Element box listing:
_ _ _
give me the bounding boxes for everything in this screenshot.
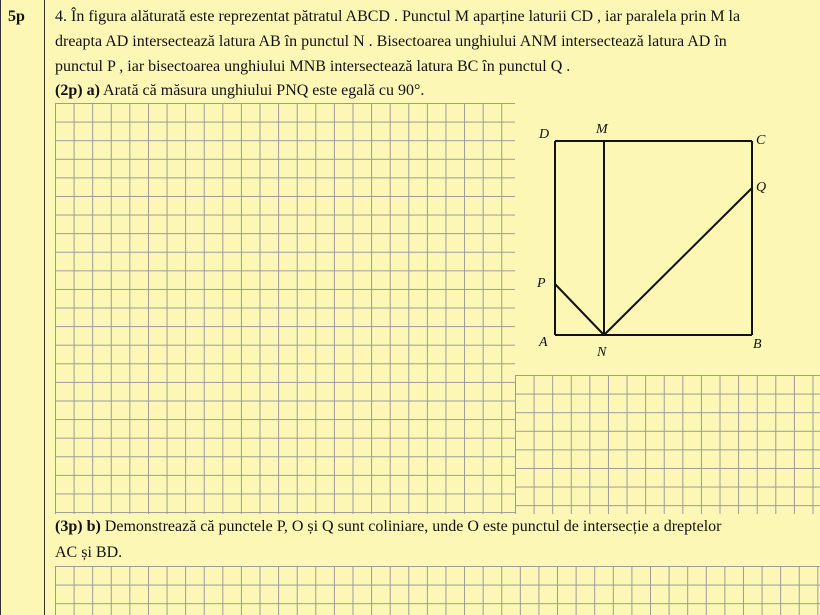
column-divider <box>44 0 45 615</box>
label-q: Q <box>756 180 767 195</box>
part-a-points: (2p) <box>55 82 83 99</box>
answer-grid-a-left[interactable] <box>55 103 515 514</box>
problem-line-3: punctul P , iar bisectoarea unghiului MNB intersectează latura BC în punctul Q . <box>55 58 571 75</box>
geometry-figure <box>515 103 820 375</box>
label-p: P <box>537 276 546 291</box>
part-b-points: (3p) <box>55 518 83 535</box>
part-b-statement-line-2: AC și BD. <box>55 544 123 561</box>
label-a: A <box>539 335 548 350</box>
label-d: D <box>539 127 550 142</box>
label-b: B <box>753 337 762 352</box>
answer-grid-b[interactable] <box>55 566 820 615</box>
label-c: C <box>756 133 766 148</box>
part-b-label: b) <box>86 518 101 535</box>
left-border <box>0 0 1 615</box>
part-a-text: Arată că măsura unghiului PNQ este egală cu 90°. <box>103 82 425 99</box>
label-m: M <box>596 122 608 137</box>
part-b-text-1: Demonstrează că punctele P, O și Q sunt coliniare, unde O este punctul de intersecție a dreptelor <box>104 518 722 535</box>
label-n: N <box>597 345 607 360</box>
answer-grid-a-bottom[interactable] <box>515 375 820 514</box>
part-a-label: a) <box>86 82 100 99</box>
part-a-statement <box>55 80 424 102</box>
part-b-statement-line-1 <box>55 516 721 538</box>
problem-line-1: 4. În figura alăturată este reprezentat pătratul ABCD . Punctul M aparține laturii CD , iar paralela prin M la <box>55 8 741 25</box>
problem-score: 5p <box>8 8 25 25</box>
problem-line-2: dreapta AD intersectează latura AB în punctul N . Bisectoarea unghiului ANM intersectează latura AD în <box>55 33 727 50</box>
_ _ _
◆ **Exercise prompt**: Rewrite the whole listing with every "interactable" changed to "clickable" and nothing else altered. Leave the pictures out of your answer.

◆ **Task result**:
give me the bounding boxes for everything in this screenshot.
column-divider <box>44 0 45 615</box>
label-q: Q <box>756 180 767 195</box>
part-a-points: (2p) <box>55 82 83 99</box>
answer-grid-a-left[clickable] <box>55 103 515 514</box>
problem-line-3: punctul P , iar bisectoarea unghiului MNB intersectează latura BC în punctul Q . <box>55 58 571 75</box>
geometry-figure <box>515 103 820 375</box>
label-p: P <box>537 276 546 291</box>
part-b-points: (3p) <box>55 518 83 535</box>
part-b-statement-line-2: AC și BD. <box>55 544 123 561</box>
label-a: A <box>539 335 548 350</box>
label-d: D <box>539 127 550 142</box>
label-b: B <box>753 337 762 352</box>
answer-grid-b[clickable] <box>55 566 820 615</box>
label-c: C <box>756 133 766 148</box>
part-b-label: b) <box>86 518 101 535</box>
left-border <box>0 0 1 615</box>
part-a-text: Arată că măsura unghiului PNQ este egală cu 90°. <box>103 82 425 99</box>
label-m: M <box>596 122 608 137</box>
part-b-text-1: Demonstrează că punctele P, O și Q sunt coliniare, unde O este punctul de intersecție a dreptelor <box>104 518 722 535</box>
label-n: N <box>597 345 607 360</box>
answer-grid-a-bottom[clickable] <box>515 375 820 514</box>
part-a-label: a) <box>86 82 100 99</box>
part-a-statement <box>55 80 424 102</box>
part-b-statement-line-1 <box>55 516 721 538</box>
problem-line-1: 4. În figura alăturată este reprezentat pătratul ABCD . Punctul M aparține laturii CD , iar paralela prin M la <box>55 8 741 25</box>
problem-score: 5p <box>8 8 25 25</box>
problem-line-2: dreapta AD intersectează latura AB în punctul N . Bisectoarea unghiului ANM intersectează latura AD în <box>55 33 727 50</box>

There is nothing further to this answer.